This is the principle of duality in mathematics, and is a very important concept.  We will encounter it again when we investigate projective geometry.

Triangles and trigonometry are different on the sphere, as well.  A spherical triangle is composed of three arcs of great circles, as in the image below.

If this were Earth, you could imagine starting at the North Pole, following 0 degrees of longitude to the Equator (shown in yellow), follow the Equator to 30 degrees east longitude, then follow this line of longitude back to the North Pole.

On the sphere, though, sides of a triangle are actually angles.  Sure, you could measure the length of the arcs given the radius of the sphere, but that’s not as useful.  Consider the choice of units on the Earth — kilometers or miles?  We don’t want important  geometrical results to depend on the choice of units.  So a side is specified by the angle subtended by the arc at the center of the sphere.  This makes sense since the sides are arcs of great circles, and the center of any great circle is the center of the sphere.

The angles between the sides are angles, too!  A great circle is just the intersection of a plane passing through the origin and the sphere.  So the angle between any two sides is defined to be the angle between the planes which contain them.

Really nothing from Euclidean trigonometry is valid on the sphere.  For example, if you look at the triangle above, you can see that the angles between the sides are 30, 90, and 90 degrees.  These angles add to 210!  In fact, the three angles of a triangle always add up to more than 180 degrees on a sphere.  (You may notice that the sides of this triangle are also 30, 90, and 90 degrees, but this is just a coincidence.  The sides and angles are usually different.)

If A, B, and C are the angles of a spherical triangle, it turns out that the area of the triangle is proportional to ABC – 180.  This means that the smaller a triangle is, the closer the angle sum is to 180 degrees.

There is no Pythagorean Theorem on the sphere, either.  In addition, if a, b, and c are the sides opposite angles A, B, and C, respectively, then we have formulas like

$\cos c=\cos a\cos b+\sin a\sin b\cos C$

and

$\cos C=-\cos A\cos B+\sin A\sin B\cos c.$

One interesting consequence of the second of these formulas is this.  If you know the angles of a triangle, you can determine the sides.  You can’t do this in Euclidean trigonometry, since the triangles may be similar, but of different sizes.  In other words, there are no similar triangles on the sphere.  Spherical triangles are just congruent, or not. You can’t have two different triangles with the same angles.

*RECORD EXCERPTS:*
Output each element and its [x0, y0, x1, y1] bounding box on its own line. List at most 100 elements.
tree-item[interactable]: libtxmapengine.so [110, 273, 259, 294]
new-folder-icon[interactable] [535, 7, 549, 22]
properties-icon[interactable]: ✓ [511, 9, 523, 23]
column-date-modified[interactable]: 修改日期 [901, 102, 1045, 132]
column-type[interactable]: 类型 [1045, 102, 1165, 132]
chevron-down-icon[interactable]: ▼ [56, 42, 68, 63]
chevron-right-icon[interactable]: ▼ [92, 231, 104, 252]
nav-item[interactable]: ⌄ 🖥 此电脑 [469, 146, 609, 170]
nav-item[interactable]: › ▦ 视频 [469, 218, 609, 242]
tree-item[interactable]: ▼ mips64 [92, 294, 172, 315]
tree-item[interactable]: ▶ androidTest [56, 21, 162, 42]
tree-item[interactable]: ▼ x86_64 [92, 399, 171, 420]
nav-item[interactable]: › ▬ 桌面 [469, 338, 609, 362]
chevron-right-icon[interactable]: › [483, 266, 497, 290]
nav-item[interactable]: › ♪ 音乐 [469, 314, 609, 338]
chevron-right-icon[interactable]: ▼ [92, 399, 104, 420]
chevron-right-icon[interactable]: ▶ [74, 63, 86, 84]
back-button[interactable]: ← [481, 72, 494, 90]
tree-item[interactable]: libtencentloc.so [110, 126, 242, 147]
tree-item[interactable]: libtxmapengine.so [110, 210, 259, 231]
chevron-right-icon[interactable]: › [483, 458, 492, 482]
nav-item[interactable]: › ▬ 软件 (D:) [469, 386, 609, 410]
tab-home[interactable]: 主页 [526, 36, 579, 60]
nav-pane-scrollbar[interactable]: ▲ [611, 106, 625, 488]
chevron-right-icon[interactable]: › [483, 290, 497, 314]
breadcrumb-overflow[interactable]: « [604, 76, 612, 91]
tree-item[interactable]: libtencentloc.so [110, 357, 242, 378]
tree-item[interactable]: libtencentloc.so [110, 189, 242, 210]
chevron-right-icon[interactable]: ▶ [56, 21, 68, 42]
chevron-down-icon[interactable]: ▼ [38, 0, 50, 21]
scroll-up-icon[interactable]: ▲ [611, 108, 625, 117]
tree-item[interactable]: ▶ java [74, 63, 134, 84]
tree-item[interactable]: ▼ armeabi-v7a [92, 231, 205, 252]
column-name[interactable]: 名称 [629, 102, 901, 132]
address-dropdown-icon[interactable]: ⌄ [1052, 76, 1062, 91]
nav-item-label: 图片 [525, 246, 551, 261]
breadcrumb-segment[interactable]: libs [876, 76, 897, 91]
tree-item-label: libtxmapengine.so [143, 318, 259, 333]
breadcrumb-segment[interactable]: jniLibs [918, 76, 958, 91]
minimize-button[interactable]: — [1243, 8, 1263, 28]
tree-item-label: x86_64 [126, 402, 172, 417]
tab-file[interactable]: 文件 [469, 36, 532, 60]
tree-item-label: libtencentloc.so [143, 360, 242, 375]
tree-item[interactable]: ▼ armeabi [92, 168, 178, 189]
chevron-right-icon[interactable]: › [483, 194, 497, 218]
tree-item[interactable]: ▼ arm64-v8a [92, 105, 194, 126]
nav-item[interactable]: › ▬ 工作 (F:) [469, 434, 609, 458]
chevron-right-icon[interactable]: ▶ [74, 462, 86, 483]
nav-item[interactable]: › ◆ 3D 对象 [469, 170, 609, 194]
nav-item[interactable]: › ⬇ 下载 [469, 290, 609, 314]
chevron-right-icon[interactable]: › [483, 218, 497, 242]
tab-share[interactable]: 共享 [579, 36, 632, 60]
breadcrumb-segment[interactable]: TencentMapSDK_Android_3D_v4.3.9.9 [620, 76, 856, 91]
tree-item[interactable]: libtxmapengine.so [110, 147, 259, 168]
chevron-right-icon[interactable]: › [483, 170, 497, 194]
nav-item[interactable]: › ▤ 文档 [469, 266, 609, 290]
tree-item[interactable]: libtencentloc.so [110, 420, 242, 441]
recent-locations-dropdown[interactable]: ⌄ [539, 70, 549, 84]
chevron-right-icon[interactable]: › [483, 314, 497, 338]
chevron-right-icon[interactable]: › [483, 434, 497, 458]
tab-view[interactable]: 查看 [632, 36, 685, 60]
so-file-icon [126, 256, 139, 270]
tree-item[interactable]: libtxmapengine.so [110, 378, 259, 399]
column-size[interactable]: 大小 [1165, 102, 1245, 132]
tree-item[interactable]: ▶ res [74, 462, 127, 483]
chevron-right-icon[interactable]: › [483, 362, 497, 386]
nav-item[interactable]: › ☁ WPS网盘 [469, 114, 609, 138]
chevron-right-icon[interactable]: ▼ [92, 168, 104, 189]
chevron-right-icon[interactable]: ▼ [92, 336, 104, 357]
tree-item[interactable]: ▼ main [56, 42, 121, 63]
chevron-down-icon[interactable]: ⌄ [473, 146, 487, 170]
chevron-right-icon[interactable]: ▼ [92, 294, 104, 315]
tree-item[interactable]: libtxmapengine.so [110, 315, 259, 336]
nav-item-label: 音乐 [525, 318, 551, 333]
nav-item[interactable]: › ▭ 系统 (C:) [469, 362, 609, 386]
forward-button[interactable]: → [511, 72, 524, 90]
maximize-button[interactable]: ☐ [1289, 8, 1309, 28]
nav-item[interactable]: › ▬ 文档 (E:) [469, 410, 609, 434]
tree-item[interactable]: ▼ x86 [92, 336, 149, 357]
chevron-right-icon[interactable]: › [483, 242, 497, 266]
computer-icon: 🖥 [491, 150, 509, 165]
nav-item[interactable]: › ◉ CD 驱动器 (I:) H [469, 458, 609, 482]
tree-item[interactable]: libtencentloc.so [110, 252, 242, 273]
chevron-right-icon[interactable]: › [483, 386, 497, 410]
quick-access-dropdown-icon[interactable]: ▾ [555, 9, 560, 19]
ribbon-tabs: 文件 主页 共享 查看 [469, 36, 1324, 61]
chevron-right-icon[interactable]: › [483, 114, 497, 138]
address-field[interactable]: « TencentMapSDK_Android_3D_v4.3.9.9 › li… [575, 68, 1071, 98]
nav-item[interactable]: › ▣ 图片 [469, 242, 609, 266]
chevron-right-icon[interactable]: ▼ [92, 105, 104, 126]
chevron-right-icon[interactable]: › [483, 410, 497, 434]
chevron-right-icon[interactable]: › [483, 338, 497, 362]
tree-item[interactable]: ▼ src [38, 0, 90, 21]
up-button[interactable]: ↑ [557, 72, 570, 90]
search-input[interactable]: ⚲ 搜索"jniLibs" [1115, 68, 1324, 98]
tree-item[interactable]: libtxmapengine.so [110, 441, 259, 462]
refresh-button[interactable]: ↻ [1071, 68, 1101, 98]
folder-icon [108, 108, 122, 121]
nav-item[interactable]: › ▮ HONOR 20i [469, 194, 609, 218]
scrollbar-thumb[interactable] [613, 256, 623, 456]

*REQUESTS:*
a: According to the text on spherical triangles, how is a side of a spherical triangle specified?
b: Continue the text on spherical triangles from its last sentence.

*FINAL RESULTS:*
a: By the angle that the arc subtends at the center of the sphere.

b:
For now, we’ve considered our sphere as being embedded in a Euclidean space.  The definition of this surface is easy:  just choose a point as the center of your sphere, and then find all points which are a given, fixed distance — the radius of the sphere — from that point.  Sounds easy enough.

But can you imagine a sphere without thinking of the three-dimensional space around it?  Or put another way, imagine you were a tiny ant, on a sphere of radius 1,000,000 km.  That’s over 150 times the radius of the Earth!  How would you know you were actually on the surface of a sphere?  If you were that small and the sphere were that large, it would seem awfully flat to you….

So how could you determine the sphere was curved?  This is a question for differential geometry, which among other things, is about the geometry of a surface without any reference to a space it’s embedded in.  This is called the surface’s intrinsic geometry.

As an example of looking at the intrinsic geometry of the sphere, consider Lines.  Now you can’t say they’re great circles any more, since this relies on thinking of a sphere as being embedded in three-dimensional space; in other words, its extrinsic geometry.  You need the concept of a geodesic — in other words, the idea of a “shortest path.”

So if you’re the ant crawling between two points on a sphere, and you wanted to take the shortest path, you would have to follow a great circle arc.  So it is possible to define Lines only using properties of the surface itself.  But the mathematics to do this is really extremely challenging.

Lots of new ideas here — but we’ve just scratched the surface of a study of spherical geometry.  You can see how very different spherical geometry is from both Euclidean and taxicab geometry.  Hopefully you’re well on your way to wrapping your head around our original question, What is a Geometry?….

## A New Cantor Set?

Although we’ll do a little review, this post assumes some familiarity with the Cantor set as well as working with fractions in bases other than 10.

So what is the Cantor set?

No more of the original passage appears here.